▸ **Records for processing**
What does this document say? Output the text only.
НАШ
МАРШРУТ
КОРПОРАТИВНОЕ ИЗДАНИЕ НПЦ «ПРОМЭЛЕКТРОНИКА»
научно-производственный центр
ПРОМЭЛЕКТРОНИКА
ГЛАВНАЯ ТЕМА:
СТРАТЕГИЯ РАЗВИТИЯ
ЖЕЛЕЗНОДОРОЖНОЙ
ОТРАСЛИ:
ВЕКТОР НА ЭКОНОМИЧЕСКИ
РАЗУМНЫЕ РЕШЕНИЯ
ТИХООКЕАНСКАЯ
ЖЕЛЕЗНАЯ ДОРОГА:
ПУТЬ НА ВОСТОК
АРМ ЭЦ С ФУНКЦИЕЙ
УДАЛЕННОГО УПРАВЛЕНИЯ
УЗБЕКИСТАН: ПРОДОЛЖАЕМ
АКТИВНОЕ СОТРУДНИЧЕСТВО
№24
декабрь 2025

▸ **Task directions**
Output the records above in their entirety, exactly.

▸ **Expected answer**
What does this document say? Output the text only.
НАШ
МАРШРУТ
КОРПОРАТИВНОЕ ИЗДАНИЕ НПЦ «ПРОМЭЛЕКТРОНИКА»
научно-производственный центр
ПРОМЭЛЕКТРОНИКА
ГЛАВНАЯ ТЕМА:
СТРАТЕГИЯ РАЗВИТИЯ
ЖЕЛЕЗНОДОРОЖНОЙ
ОТРАСЛИ:
ВЕКТОР НА ЭКОНОМИЧЕСКИ
РАЗУМНЫЕ РЕШЕНИЯ
ТИХООКЕАНСКАЯ
ЖЕЛЕЗНАЯ ДОРОГА:
ПУТЬ НА ВОСТОК
АРМ ЭЦ С ФУНКЦИЕЙ
УДАЛЕННОГО УПРАВЛЕНИЯ
УЗБЕКИСТАН: ПРОДОЛЖАЕМ
АКТИВНОЕ СОТРУДНИЧЕСТВО
№24
декабрь 2025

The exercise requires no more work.